Items from a dataset
- - -
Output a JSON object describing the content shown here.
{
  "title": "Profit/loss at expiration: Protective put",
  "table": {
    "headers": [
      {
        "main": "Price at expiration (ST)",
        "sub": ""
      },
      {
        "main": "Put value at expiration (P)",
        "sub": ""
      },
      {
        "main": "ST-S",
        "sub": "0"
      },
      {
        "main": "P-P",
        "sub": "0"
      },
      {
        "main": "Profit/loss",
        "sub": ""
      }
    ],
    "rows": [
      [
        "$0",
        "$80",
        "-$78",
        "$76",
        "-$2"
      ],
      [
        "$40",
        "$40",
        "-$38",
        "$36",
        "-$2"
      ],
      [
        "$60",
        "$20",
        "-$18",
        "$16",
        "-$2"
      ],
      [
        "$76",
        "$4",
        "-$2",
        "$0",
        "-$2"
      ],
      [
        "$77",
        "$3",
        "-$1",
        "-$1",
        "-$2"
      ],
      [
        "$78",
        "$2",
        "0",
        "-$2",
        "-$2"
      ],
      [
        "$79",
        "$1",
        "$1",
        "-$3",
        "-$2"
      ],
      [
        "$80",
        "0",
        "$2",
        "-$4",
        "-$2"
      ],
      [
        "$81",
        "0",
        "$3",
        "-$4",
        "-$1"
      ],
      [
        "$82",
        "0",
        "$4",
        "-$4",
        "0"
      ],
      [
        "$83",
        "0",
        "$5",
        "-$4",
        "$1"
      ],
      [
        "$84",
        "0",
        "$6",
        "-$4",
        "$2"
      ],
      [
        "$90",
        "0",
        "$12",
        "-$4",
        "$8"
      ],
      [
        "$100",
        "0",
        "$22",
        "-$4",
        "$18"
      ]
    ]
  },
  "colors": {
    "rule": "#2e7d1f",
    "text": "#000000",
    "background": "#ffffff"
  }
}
- - -
• [Stated exercise]: Report how many lines of the listing hold the word "expiration", with nothing but the number.

• [The reply]: 3